Pull out from the material below all lines with "neutral".

──────── DATASET EXTRACT

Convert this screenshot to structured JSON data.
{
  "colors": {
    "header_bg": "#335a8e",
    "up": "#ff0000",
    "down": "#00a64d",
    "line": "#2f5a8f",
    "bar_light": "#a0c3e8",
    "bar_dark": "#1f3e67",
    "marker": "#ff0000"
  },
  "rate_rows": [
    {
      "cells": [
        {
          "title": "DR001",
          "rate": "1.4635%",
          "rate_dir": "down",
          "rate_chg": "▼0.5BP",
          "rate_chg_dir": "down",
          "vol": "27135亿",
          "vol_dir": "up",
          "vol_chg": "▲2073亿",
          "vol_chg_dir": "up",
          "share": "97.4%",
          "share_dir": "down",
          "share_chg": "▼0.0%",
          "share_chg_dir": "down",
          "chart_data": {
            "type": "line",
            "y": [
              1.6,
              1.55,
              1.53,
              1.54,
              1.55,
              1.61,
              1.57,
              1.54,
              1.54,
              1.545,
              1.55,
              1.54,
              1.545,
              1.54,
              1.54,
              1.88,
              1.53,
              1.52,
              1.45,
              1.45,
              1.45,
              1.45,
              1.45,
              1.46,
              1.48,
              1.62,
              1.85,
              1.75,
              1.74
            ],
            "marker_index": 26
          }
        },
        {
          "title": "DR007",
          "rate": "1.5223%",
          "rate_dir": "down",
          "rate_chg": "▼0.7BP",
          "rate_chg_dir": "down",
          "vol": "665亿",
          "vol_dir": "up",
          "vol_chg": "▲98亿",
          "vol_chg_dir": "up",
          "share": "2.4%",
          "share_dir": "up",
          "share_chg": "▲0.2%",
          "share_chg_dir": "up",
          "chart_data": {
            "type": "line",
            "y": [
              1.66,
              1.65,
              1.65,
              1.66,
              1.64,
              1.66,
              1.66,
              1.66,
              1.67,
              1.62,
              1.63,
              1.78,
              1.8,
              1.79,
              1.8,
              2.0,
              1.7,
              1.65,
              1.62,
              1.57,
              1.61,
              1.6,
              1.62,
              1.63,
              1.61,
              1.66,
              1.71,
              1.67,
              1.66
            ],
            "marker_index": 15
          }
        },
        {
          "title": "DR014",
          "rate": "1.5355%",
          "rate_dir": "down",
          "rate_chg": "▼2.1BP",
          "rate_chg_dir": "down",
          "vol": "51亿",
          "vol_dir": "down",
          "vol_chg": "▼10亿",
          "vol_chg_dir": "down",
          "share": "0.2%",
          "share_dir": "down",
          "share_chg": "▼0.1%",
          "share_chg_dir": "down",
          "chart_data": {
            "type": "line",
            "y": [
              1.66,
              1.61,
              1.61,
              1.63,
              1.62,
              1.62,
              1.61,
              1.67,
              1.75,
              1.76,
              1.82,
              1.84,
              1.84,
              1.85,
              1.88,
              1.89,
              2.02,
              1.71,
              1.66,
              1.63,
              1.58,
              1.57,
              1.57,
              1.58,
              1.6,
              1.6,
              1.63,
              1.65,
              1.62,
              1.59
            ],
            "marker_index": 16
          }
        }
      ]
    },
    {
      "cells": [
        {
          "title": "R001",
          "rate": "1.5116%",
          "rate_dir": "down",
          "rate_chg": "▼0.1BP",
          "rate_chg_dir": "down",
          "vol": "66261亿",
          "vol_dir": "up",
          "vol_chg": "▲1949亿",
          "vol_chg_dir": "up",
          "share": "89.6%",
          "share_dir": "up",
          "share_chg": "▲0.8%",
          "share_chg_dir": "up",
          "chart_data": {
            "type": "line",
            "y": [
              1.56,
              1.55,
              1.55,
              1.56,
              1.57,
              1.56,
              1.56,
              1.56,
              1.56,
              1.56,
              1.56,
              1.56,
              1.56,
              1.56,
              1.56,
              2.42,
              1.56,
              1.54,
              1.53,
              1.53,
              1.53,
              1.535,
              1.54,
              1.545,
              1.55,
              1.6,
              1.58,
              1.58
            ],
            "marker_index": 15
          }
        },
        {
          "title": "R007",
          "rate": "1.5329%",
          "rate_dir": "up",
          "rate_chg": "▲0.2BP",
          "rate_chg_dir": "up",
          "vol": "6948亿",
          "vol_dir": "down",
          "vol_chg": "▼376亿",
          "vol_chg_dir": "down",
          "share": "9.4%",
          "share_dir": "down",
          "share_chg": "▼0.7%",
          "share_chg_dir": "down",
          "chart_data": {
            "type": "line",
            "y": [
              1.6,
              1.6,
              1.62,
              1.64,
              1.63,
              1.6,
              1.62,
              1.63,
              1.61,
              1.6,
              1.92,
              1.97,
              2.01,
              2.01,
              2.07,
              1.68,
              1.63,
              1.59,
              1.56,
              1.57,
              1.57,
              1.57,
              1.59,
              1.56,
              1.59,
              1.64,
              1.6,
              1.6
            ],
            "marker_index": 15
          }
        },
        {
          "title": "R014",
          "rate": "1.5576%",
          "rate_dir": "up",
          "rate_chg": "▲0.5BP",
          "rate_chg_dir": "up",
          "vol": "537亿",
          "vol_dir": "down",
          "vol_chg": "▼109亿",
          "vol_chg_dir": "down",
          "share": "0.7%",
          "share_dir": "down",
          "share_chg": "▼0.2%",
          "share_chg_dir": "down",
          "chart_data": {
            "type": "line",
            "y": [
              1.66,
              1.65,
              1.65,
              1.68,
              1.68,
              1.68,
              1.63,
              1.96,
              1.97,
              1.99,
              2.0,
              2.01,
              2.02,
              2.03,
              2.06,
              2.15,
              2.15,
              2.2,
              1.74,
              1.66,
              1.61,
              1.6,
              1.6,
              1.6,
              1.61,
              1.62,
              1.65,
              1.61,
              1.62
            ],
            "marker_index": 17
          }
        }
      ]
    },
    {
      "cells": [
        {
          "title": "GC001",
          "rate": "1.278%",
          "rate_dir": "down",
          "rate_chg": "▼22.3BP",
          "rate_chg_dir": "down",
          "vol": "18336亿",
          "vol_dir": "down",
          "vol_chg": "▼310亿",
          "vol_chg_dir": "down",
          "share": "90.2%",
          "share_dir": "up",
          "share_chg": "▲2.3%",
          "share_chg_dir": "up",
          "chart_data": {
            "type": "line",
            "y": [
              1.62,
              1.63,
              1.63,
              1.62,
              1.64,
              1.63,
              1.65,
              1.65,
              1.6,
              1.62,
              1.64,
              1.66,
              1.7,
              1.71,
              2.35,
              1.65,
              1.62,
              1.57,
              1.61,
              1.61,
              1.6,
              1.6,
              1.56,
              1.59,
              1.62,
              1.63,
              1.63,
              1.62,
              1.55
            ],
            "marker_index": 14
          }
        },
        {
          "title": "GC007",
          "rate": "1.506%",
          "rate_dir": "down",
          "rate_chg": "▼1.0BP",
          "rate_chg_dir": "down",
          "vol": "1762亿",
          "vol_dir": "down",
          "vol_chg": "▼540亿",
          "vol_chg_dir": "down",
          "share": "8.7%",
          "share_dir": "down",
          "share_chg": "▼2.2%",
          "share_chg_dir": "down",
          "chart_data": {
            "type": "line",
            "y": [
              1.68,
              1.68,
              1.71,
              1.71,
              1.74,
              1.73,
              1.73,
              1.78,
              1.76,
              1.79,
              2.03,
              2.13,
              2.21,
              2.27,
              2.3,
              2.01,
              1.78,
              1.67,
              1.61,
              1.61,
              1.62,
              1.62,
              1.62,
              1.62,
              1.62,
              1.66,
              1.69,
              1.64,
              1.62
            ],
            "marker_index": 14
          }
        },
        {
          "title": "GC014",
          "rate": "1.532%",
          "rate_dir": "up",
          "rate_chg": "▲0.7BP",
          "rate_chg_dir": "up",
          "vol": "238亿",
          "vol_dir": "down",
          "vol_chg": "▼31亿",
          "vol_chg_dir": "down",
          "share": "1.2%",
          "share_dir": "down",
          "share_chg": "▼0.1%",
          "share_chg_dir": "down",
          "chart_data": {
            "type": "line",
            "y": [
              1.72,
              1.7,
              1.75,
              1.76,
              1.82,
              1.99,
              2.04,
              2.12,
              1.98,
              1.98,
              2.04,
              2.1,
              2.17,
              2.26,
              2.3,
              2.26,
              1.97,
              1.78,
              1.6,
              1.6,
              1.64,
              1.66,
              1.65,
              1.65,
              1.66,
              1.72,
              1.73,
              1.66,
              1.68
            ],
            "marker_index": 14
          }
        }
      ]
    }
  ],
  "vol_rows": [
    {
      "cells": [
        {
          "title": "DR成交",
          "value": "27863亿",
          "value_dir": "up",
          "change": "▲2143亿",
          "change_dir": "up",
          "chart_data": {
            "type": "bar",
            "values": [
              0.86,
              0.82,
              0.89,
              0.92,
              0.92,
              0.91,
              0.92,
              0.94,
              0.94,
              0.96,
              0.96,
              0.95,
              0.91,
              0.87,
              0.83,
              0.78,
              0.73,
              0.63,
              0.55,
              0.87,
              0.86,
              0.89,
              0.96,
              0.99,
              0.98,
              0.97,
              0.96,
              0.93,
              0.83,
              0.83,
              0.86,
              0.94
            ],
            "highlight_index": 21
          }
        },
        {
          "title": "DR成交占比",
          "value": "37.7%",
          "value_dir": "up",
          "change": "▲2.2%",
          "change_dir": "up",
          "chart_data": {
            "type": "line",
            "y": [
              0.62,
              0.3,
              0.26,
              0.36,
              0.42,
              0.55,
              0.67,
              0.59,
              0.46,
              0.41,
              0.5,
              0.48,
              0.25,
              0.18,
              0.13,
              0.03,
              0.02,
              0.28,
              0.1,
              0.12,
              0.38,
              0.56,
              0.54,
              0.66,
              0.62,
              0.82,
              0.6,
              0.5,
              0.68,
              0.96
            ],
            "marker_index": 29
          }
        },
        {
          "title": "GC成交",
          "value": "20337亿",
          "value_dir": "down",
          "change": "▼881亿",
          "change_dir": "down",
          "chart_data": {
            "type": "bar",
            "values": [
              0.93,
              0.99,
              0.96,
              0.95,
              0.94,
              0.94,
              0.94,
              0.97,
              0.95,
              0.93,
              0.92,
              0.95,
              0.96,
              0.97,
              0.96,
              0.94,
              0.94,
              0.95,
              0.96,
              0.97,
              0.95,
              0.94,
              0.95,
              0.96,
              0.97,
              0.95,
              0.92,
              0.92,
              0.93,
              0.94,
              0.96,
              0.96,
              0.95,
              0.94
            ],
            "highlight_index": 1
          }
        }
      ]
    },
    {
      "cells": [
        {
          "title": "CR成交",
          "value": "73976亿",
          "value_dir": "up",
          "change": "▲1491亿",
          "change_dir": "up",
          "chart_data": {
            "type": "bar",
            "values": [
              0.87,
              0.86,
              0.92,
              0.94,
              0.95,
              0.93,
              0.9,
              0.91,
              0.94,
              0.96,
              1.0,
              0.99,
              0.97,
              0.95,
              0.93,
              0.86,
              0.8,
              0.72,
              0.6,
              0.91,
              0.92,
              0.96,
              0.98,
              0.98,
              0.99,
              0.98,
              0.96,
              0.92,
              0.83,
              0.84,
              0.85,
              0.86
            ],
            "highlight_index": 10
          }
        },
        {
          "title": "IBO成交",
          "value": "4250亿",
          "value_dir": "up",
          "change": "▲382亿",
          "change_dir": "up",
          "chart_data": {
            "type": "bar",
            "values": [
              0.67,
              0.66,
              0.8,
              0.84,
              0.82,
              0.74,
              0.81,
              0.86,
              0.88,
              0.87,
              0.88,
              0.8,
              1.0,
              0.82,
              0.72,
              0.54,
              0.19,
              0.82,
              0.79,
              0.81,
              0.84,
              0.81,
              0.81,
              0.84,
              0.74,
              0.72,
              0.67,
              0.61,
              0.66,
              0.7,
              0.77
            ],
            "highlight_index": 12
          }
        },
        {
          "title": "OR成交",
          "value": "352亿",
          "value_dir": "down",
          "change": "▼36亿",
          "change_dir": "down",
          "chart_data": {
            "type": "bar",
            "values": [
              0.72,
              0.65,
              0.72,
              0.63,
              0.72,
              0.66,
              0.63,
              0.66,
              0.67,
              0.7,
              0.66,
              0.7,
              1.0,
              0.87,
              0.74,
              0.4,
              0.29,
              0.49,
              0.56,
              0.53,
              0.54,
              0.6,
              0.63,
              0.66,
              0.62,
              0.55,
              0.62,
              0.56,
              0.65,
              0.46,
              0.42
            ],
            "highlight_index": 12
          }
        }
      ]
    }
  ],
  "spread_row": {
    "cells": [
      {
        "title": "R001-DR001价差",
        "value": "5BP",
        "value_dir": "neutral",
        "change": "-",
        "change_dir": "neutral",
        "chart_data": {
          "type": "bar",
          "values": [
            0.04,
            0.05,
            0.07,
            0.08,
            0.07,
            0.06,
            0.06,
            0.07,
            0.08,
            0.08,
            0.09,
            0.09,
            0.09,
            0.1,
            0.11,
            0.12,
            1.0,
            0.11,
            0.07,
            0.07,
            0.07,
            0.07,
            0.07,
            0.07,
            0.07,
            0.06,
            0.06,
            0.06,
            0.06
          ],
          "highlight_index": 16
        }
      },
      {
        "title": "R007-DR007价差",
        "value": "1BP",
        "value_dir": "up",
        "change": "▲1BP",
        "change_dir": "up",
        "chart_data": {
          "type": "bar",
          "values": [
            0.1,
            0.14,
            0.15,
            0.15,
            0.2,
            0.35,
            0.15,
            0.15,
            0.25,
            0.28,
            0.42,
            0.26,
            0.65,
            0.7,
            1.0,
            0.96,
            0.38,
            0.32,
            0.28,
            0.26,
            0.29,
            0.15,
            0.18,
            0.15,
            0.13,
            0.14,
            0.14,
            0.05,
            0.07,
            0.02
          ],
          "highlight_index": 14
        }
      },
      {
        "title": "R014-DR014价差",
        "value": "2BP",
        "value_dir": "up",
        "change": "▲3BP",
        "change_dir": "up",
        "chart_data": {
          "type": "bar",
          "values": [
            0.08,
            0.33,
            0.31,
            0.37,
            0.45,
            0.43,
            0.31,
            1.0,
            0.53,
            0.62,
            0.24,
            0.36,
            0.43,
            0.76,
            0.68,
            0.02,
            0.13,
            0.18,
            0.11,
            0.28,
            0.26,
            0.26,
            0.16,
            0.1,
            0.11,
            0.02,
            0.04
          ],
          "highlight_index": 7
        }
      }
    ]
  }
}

────────────────

# ANSWER:
        "value_dir": "neutral",
        "change_dir": "neutral",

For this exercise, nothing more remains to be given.